Work to complete: Copy, from the entries below, each line where the word "elevati" can be found.

(Stored items)
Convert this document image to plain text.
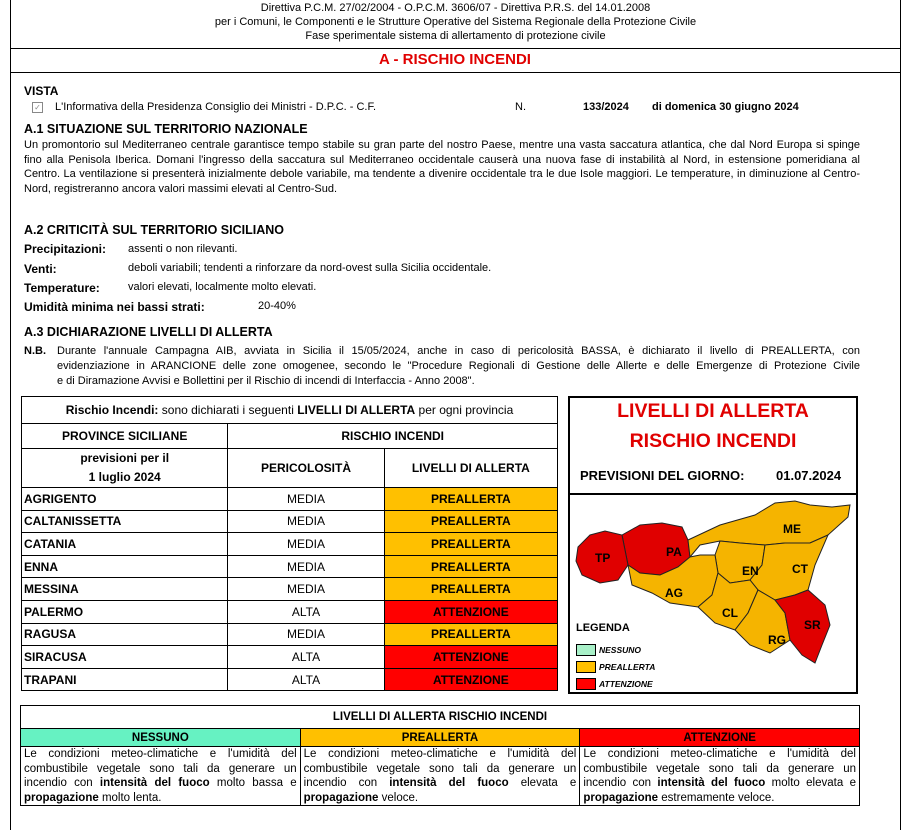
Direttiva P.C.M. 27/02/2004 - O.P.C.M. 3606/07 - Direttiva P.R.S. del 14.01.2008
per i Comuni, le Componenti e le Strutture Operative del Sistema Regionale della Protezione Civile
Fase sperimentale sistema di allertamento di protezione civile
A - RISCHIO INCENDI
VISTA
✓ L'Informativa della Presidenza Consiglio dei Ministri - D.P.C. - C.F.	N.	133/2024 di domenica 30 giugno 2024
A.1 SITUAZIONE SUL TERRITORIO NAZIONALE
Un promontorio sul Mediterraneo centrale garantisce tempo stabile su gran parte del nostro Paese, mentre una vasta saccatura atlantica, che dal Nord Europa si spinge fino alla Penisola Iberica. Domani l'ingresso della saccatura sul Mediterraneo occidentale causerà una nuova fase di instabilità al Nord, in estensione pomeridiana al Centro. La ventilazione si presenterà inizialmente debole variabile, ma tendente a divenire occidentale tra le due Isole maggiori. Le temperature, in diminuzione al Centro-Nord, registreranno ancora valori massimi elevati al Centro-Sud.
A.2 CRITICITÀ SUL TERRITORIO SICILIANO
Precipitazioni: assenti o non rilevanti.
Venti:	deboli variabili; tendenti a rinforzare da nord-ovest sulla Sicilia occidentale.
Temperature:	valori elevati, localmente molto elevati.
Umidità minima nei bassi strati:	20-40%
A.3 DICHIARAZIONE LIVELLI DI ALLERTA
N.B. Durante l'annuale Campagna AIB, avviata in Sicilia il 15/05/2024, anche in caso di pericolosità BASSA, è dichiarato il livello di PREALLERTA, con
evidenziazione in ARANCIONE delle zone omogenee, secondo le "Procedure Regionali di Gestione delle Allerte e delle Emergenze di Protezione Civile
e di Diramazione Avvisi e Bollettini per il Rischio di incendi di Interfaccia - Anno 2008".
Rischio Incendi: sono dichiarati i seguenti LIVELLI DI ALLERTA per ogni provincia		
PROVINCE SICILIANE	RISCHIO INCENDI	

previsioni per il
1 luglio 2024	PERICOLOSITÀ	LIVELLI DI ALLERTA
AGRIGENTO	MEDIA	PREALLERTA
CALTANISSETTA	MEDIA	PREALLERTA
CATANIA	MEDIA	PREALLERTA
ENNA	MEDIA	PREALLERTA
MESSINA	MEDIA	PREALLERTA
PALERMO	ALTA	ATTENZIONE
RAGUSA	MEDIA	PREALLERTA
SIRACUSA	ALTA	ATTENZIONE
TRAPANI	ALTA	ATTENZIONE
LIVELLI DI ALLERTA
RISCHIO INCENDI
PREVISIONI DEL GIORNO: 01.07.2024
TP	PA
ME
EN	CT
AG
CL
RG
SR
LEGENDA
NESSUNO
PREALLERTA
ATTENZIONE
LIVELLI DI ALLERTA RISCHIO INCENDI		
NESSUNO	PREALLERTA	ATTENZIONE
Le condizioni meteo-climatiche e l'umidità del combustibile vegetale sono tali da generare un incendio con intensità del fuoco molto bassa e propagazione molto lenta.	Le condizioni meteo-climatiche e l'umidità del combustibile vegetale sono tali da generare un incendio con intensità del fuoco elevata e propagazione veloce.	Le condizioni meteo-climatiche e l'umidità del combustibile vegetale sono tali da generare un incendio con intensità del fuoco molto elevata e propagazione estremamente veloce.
--
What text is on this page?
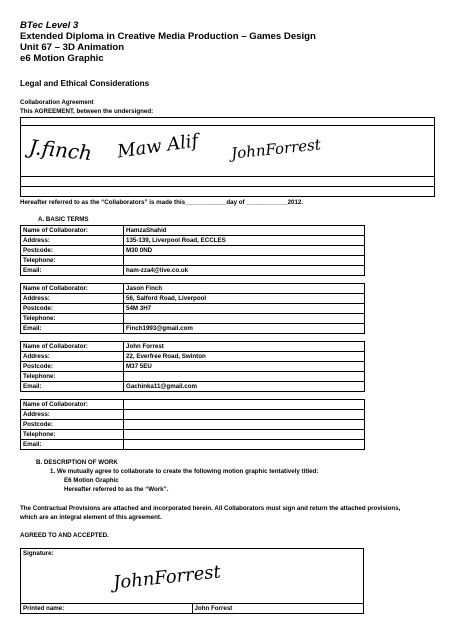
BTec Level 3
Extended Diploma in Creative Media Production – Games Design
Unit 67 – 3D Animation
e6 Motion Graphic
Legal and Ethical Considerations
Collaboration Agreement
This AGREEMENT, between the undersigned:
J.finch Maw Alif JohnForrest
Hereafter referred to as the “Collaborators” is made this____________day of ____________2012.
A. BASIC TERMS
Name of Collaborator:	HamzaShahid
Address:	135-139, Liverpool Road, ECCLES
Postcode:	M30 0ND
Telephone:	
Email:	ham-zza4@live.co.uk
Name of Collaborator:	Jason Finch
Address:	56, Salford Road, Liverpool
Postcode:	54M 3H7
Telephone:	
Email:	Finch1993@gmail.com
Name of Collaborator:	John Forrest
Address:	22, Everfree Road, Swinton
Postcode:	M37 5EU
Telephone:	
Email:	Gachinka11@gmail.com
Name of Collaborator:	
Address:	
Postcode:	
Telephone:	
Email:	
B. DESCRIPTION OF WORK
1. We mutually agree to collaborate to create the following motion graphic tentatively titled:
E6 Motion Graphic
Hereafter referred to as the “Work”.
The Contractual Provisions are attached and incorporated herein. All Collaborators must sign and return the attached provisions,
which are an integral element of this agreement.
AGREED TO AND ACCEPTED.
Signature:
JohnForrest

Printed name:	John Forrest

Finished answer:
Un promontorio sul Mediterraneo centrale garantisce tempo stabile su gran parte del nostro Paese, mentre una vasta saccatura atlantica, che dal Nord Europa si spinge fino alla Penisola Iberica. Domani l'ingresso della saccatura sul Mediterraneo occidentale causerà una nuova fase di instabilità al Nord, in estensione pomeridiana al Centro. La ventilazione si presenterà inizialmente debole variabile, ma tendente a divenire occidentale tra le due Isole maggiori. Le temperature, in diminuzione al Centro-Nord, registreranno ancora valori massimi elevati al Centro-Sud.
Temperature:	valori elevati, localmente molto elevati.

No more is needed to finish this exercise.